**Required task**
Rewrite every line of the material as a numbered list, skipping any blank lines.

(Saved entries)
— START —

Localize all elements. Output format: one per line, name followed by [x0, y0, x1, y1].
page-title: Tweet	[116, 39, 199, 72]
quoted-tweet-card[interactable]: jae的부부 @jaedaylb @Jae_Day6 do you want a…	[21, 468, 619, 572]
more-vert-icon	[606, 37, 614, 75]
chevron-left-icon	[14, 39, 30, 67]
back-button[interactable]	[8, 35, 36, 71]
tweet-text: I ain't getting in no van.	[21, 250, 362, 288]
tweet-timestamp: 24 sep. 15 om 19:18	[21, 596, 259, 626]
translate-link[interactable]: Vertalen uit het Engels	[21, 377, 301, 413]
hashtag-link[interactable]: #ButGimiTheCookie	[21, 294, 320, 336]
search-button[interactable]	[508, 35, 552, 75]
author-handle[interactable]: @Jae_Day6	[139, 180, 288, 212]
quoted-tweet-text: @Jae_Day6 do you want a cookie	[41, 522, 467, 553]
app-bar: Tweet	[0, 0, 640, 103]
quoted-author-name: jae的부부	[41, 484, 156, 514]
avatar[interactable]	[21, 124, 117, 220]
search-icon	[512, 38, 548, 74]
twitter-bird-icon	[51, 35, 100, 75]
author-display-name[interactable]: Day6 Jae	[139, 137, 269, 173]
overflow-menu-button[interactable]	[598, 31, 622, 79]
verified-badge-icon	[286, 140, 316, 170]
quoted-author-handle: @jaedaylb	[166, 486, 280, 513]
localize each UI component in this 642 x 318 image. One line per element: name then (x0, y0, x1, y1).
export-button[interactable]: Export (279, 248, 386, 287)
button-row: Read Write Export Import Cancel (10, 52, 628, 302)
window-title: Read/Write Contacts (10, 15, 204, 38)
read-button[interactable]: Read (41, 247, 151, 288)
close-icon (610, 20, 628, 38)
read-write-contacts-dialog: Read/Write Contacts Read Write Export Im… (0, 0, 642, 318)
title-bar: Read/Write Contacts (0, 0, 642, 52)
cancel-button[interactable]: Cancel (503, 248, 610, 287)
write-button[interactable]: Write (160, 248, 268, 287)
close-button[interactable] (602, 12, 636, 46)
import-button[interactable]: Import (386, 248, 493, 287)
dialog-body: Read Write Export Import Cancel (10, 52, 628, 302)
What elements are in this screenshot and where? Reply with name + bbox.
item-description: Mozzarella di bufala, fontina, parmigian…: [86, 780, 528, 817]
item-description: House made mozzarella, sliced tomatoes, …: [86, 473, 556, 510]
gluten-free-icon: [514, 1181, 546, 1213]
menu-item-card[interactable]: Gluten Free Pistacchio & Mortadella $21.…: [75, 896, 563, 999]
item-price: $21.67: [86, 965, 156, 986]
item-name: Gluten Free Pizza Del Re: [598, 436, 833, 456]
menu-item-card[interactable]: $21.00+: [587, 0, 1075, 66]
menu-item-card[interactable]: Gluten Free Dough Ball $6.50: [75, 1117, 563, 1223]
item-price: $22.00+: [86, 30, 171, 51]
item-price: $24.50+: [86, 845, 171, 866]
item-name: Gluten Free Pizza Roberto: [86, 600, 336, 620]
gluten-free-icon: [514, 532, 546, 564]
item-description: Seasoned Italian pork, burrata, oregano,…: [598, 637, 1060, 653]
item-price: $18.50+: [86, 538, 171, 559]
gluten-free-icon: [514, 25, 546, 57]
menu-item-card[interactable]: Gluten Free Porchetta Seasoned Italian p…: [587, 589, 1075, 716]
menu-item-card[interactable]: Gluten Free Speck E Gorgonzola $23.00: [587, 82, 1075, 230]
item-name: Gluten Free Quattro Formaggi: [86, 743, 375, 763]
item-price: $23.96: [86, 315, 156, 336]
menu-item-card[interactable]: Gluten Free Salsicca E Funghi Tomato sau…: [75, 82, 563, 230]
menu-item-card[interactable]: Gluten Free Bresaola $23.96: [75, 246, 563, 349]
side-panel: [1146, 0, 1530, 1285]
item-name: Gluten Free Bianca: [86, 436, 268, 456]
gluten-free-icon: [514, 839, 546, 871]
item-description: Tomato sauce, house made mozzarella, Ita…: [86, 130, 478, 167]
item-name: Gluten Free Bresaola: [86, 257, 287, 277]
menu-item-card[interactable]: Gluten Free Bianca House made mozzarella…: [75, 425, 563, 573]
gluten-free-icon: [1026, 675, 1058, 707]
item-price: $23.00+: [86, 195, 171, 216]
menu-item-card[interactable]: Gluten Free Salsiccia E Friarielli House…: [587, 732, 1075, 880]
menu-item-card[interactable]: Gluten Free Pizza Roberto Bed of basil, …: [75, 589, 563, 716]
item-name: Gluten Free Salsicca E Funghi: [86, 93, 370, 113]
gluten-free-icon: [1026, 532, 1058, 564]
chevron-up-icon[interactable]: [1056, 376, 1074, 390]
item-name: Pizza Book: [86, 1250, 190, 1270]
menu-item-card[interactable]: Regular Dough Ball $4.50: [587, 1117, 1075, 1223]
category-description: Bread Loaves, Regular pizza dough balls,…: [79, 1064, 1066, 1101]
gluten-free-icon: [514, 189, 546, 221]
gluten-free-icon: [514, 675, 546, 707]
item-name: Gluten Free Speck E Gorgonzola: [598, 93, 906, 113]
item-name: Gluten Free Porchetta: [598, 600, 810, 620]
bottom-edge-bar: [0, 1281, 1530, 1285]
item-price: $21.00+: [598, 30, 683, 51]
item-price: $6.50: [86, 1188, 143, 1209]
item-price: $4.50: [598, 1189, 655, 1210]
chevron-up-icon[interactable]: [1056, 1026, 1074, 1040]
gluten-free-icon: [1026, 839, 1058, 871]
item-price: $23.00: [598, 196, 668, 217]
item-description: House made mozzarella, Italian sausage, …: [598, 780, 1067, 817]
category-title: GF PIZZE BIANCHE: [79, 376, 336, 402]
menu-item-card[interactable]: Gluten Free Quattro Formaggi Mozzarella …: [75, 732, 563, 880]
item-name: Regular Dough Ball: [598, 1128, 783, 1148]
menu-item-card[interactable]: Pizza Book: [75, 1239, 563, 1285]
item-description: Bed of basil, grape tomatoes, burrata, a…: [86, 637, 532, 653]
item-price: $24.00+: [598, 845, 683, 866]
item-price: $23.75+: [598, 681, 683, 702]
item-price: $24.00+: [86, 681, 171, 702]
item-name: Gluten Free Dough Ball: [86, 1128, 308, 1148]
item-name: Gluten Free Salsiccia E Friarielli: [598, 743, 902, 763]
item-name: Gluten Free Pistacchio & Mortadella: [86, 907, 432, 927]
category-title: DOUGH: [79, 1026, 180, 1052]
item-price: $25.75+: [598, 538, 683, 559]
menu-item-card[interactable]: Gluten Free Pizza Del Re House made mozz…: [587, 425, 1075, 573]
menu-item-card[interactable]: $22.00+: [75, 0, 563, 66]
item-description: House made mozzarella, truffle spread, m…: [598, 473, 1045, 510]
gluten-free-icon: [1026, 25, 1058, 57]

— END —

**Exercise result**
1. Localize all elements. Output format: one per line, name followed by [x0, y0, x1, y1].
2. page-title: Tweet	[116, 39, 199, 72]
3. quoted-tweet-card[interactable]: jae的부부 @jaedaylb @Jae_Day6 do you want a…	[21, 468, 619, 572]
4. more-vert-icon	[606, 37, 614, 75]
5. chevron-left-icon	[14, 39, 30, 67]
6. back-button[interactable]	[8, 35, 36, 71]
7. tweet-text: I ain't getting in no van.	[21, 250, 362, 288]
8. tweet-timestamp: 24 sep. 15 om 19:18	[21, 596, 259, 626]
9. translate-link[interactable]: Vertalen uit het Engels	[21, 377, 301, 413]
10. hashtag-link[interactable]: #ButGimiTheCookie	[21, 294, 320, 336]
11. search-button[interactable]	[508, 35, 552, 75]
12. author-handle[interactable]: @Jae_Day6	[139, 180, 288, 212]
13. quoted-tweet-text: @Jae_Day6 do you want a cookie	[41, 522, 467, 553]
14. app-bar: Tweet	[0, 0, 640, 103]
15. quoted-author-name: jae的부부	[41, 484, 156, 514]
16. avatar[interactable]	[21, 124, 117, 220]
17. search-icon	[512, 38, 548, 74]
18. twitter-bird-icon	[51, 35, 100, 75]
19. author-display-name[interactable]: Day6 Jae	[139, 137, 269, 173]
20. overflow-menu-button[interactable]	[598, 31, 622, 79]
21. verified-badge-icon	[286, 140, 316, 170]
22. quoted-author-handle: @jaedaylb	[166, 486, 280, 513]
23. localize each UI component in this 642 x 318 image. One line per element: name then (x0, y0, x1, y1).
24. export-button[interactable]: Export (279, 248, 386, 287)
25. button-row: Read Write Export Import Cancel (10, 52, 628, 302)
26. window-title: Read/Write Contacts (10, 15, 204, 38)
27. read-button[interactable]: Read (41, 247, 151, 288)
28. close-icon (610, 20, 628, 38)
29. read-write-contacts-dialog: Read/Write Contacts Read Write Export Im… (0, 0, 642, 318)
30. title-bar: Read/Write Contacts (0, 0, 642, 52)
31. cancel-button[interactable]: Cancel (503, 248, 610, 287)
32. write-button[interactable]: Write (160, 248, 268, 287)
33. close-button[interactable] (602, 12, 636, 46)
34. import-button[interactable]: Import (386, 248, 493, 287)
35. dialog-body: Read Write Export Import Cancel (10, 52, 628, 302)
36. What elements are in this screenshot and where? Reply with name + bbox.
37. item-description: Mozzarella di bufala, fontina, parmigian…: [86, 780, 528, 817]
38. item-description: House made mozzarella, sliced tomatoes, …: [86, 473, 556, 510]
39. gluten-free-icon: [514, 1181, 546, 1213]
40. menu-item-card[interactable]: Gluten Free Pistacchio & Mortadella $21.…: [75, 896, 563, 999]
41. item-price: $21.67: [86, 965, 156, 986]
42. item-name: Gluten Free Pizza Del Re: [598, 436, 833, 456]
43. menu-item-card[interactable]: $21.00+: [587, 0, 1075, 66]
44. menu-item-card[interactable]: Gluten Free Dough Ball $6.50: [75, 1117, 563, 1223]
45. item-price: $22.00+: [86, 30, 171, 51]
46. item-price: $24.50+: [86, 845, 171, 866]
47. item-name: Gluten Free Pizza Roberto: [86, 600, 336, 620]
48. gluten-free-icon: [514, 532, 546, 564]
49. item-description: Seasoned Italian pork, burrata, oregano,…: [598, 637, 1060, 653]
50. item-price: $18.50+: [86, 538, 171, 559]
51. gluten-free-icon: [514, 25, 546, 57]
52. menu-item-card[interactable]: Gluten Free Porchetta Seasoned Italian p…: [587, 589, 1075, 716]
53. menu-item-card[interactable]: Gluten Free Speck E Gorgonzola $23.00: [587, 82, 1075, 230]
54. item-name: Gluten Free Quattro Formaggi: [86, 743, 375, 763]
55. item-price: $23.96: [86, 315, 156, 336]
56. menu-item-card[interactable]: Gluten Free Salsicca E Funghi Tomato sau…: [75, 82, 563, 230]
57. menu-item-card[interactable]: Gluten Free Bresaola $23.96: [75, 246, 563, 349]
58. side-panel: [1146, 0, 1530, 1285]
59. item-name: Gluten Free Bianca: [86, 436, 268, 456]
60. gluten-free-icon: [514, 839, 546, 871]
61. item-description: Tomato sauce, house made mozzarella, Ita…: [86, 130, 478, 167]
62. item-name: Gluten Free Bresaola: [86, 257, 287, 277]
63. menu-item-card[interactable]: Gluten Free Bianca House made mozzarella…: [75, 425, 563, 573]
64. gluten-free-icon: [1026, 675, 1058, 707]
65. item-price: $23.00+: [86, 195, 171, 216]
66. menu-item-card[interactable]: Gluten Free Salsiccia E Friarielli House…: [587, 732, 1075, 880]
67. menu-item-card[interactable]: Gluten Free Pizza Roberto Bed of basil, …: [75, 589, 563, 716]
68. item-name: Gluten Free Salsicca E Funghi: [86, 93, 370, 113]
69. gluten-free-icon: [1026, 532, 1058, 564]
70. chevron-up-icon[interactable]: [1056, 376, 1074, 390]
71. item-name: Pizza Book: [86, 1250, 190, 1270]
72. menu-item-card[interactable]: Regular Dough Ball $4.50: [587, 1117, 1075, 1223]
73. category-description: Bread Loaves, Regular pizza dough balls,…: [79, 1064, 1066, 1101]
74. gluten-free-icon: [514, 189, 546, 221]
75. gluten-free-icon: [514, 675, 546, 707]
76. item-name: Gluten Free Speck E Gorgonzola: [598, 93, 906, 113]
77. item-name: Gluten Free Porchetta: [598, 600, 810, 620]
78. bottom-edge-bar: [0, 1281, 1530, 1285]
79. item-price: $21.00+: [598, 30, 683, 51]
80. item-price: $6.50: [86, 1188, 143, 1209]
81. item-price: $4.50: [598, 1189, 655, 1210]
82. chevron-up-icon[interactable]: [1056, 1026, 1074, 1040]
83. gluten-free-icon: [1026, 839, 1058, 871]
84. item-price: $23.00: [598, 196, 668, 217]
85. item-description: House made mozzarella, Italian sausage, …: [598, 780, 1067, 817]
86. category-title: GF PIZZE BIANCHE: [79, 376, 336, 402]
87. menu-item-card[interactable]: Gluten Free Quattro Formaggi Mozzarella …: [75, 732, 563, 880]
88. item-name: Regular Dough Ball: [598, 1128, 783, 1148]
89. menu-item-card[interactable]: Pizza Book: [75, 1239, 563, 1285]
90. item-description: Bed of basil, grape tomatoes, burrata, a…: [86, 637, 532, 653]
91. item-price: $24.00+: [598, 845, 683, 866]
92. item-price: $23.75+: [598, 681, 683, 702]
93. item-price: $24.00+: [86, 681, 171, 702]
94. item-name: Gluten Free Dough Ball: [86, 1128, 308, 1148]
95. item-name: Gluten Free Salsiccia E Friarielli: [598, 743, 902, 763]
96. item-name: Gluten Free Pistacchio & Mortadella: [86, 907, 432, 927]
97. category-title: DOUGH: [79, 1026, 180, 1052]
98. item-price: $25.75+: [598, 538, 683, 559]
99. menu-item-card[interactable]: Gluten Free Pizza Del Re House made mozz…: [587, 425, 1075, 573]
100. menu-item-card[interactable]: $22.00+: [75, 0, 563, 66]
101. item-description: House made mozzarella, truffle spread, m…: [598, 473, 1045, 510]
102. gluten-free-icon: [1026, 25, 1058, 57]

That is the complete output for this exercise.